#### The request
Reproduce the entries below in full, word for word.

#### Supplied records
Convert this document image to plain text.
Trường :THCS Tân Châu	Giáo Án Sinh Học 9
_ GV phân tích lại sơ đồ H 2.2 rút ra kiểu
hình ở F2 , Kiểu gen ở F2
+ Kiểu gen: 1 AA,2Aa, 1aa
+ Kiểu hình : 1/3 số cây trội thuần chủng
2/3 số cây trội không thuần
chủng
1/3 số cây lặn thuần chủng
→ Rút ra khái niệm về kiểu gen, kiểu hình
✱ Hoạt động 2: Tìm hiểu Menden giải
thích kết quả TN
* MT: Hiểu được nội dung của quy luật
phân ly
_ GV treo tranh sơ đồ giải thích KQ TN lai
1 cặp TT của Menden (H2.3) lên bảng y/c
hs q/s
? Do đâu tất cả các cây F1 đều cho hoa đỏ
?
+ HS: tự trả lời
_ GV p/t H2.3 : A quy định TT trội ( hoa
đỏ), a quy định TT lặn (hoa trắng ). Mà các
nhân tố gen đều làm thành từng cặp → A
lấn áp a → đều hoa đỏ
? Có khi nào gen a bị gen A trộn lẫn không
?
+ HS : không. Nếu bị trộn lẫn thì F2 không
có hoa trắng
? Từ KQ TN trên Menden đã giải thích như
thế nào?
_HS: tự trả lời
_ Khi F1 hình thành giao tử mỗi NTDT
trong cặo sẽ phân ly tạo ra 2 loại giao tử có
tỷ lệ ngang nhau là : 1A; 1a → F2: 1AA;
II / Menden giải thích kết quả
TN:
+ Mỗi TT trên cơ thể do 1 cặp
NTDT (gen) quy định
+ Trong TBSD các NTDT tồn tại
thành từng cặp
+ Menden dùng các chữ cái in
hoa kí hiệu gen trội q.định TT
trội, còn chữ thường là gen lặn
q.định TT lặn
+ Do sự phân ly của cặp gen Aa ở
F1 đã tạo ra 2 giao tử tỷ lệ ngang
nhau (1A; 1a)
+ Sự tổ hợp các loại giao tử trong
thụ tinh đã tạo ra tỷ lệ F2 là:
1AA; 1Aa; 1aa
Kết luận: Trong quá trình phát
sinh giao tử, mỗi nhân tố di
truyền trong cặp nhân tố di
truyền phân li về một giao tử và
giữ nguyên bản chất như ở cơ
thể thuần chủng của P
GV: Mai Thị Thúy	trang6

#### Task answer
Convert this document image to plain text.
Trường :THCS Tân Châu	Giáo Án Sinh Học 9
_ GV phân tích lại sơ đồ H 2.2 rút ra kiểu
hình ở F2 , Kiểu gen ở F2
+ Kiểu gen: 1 AA,2Aa, 1aa
+ Kiểu hình : 1/3 số cây trội thuần chủng
2/3 số cây trội không thuần
chủng
1/3 số cây lặn thuần chủng
→ Rút ra khái niệm về kiểu gen, kiểu hình
✱ Hoạt động 2: Tìm hiểu Menden giải
thích kết quả TN
* MT: Hiểu được nội dung của quy luật
phân ly
_ GV treo tranh sơ đồ giải thích KQ TN lai
1 cặp TT của Menden (H2.3) lên bảng y/c
hs q/s
? Do đâu tất cả các cây F1 đều cho hoa đỏ
?
+ HS: tự trả lời
_ GV p/t H2.3 : A quy định TT trội ( hoa
đỏ), a quy định TT lặn (hoa trắng ). Mà các
nhân tố gen đều làm thành từng cặp → A
lấn áp a → đều hoa đỏ
? Có khi nào gen a bị gen A trộn lẫn không
?
+ HS : không. Nếu bị trộn lẫn thì F2 không
có hoa trắng
? Từ KQ TN trên Menden đã giải thích như
thế nào?
_HS: tự trả lời
_ Khi F1 hình thành giao tử mỗi NTDT
trong cặo sẽ phân ly tạo ra 2 loại giao tử có
tỷ lệ ngang nhau là : 1A; 1a → F2: 1AA;
II / Menden giải thích kết quả
TN:
+ Mỗi TT trên cơ thể do 1 cặp
NTDT (gen) quy định
+ Trong TBSD các NTDT tồn tại
thành từng cặp
+ Menden dùng các chữ cái in
hoa kí hiệu gen trội q.định TT
trội, còn chữ thường là gen lặn
q.định TT lặn
+ Do sự phân ly của cặp gen Aa ở
F1 đã tạo ra 2 giao tử tỷ lệ ngang
nhau (1A; 1a)
+ Sự tổ hợp các loại giao tử trong
thụ tinh đã tạo ra tỷ lệ F2 là:
1AA; 1Aa; 1aa
Kết luận: Trong quá trình phát
sinh giao tử, mỗi nhân tố di
truyền trong cặp nhân tố di
truyền phân li về một giao tử và
giữ nguyên bản chất như ở cơ
thể thuần chủng của P
GV: Mai Thị Thúy	trang6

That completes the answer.